▶ [Goal of the exercise]
Extract from the listing each line in which the word "государственной" appears.

[Data records]
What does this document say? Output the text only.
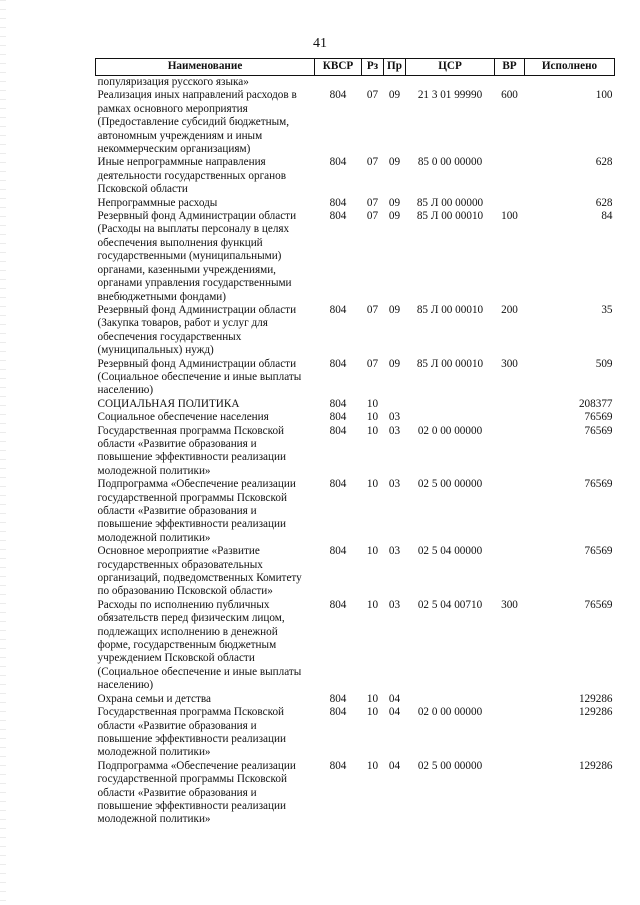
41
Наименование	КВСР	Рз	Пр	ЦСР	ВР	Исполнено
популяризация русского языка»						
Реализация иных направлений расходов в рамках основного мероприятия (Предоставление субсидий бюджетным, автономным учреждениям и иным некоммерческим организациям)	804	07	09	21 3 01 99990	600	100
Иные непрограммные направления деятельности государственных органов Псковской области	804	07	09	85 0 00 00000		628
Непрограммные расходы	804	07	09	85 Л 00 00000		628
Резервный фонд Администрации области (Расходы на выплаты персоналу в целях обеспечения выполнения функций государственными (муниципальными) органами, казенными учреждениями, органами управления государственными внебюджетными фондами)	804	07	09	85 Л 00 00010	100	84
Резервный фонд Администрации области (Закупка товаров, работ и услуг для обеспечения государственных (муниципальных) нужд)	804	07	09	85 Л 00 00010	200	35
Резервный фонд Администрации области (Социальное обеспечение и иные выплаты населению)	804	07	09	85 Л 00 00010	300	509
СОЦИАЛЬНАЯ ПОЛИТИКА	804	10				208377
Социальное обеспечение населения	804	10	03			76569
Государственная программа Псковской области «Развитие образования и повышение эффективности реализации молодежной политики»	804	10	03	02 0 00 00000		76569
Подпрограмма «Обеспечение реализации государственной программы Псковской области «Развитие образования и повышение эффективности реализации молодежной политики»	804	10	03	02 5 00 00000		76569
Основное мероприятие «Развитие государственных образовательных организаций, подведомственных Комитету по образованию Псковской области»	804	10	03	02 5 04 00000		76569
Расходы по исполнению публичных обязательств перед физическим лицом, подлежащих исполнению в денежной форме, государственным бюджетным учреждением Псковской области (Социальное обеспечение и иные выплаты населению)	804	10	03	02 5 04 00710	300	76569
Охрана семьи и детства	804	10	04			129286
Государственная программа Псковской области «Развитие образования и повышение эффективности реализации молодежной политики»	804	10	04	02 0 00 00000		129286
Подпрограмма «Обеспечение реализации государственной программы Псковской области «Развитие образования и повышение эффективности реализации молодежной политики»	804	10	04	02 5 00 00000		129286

▶ [Reply to the exercise]
Подпрограмма «Обеспечение реализации государственной программы Псковской области «Развитие образования и повышение эффективности реализации молодежной политики»	804	10	03	02 5 00 00000		76569
Подпрограмма «Обеспечение реализации государственной программы Псковской области «Развитие образования и повышение эффективности реализации молодежной политики»	804	10	04	02 5 00 00000		129286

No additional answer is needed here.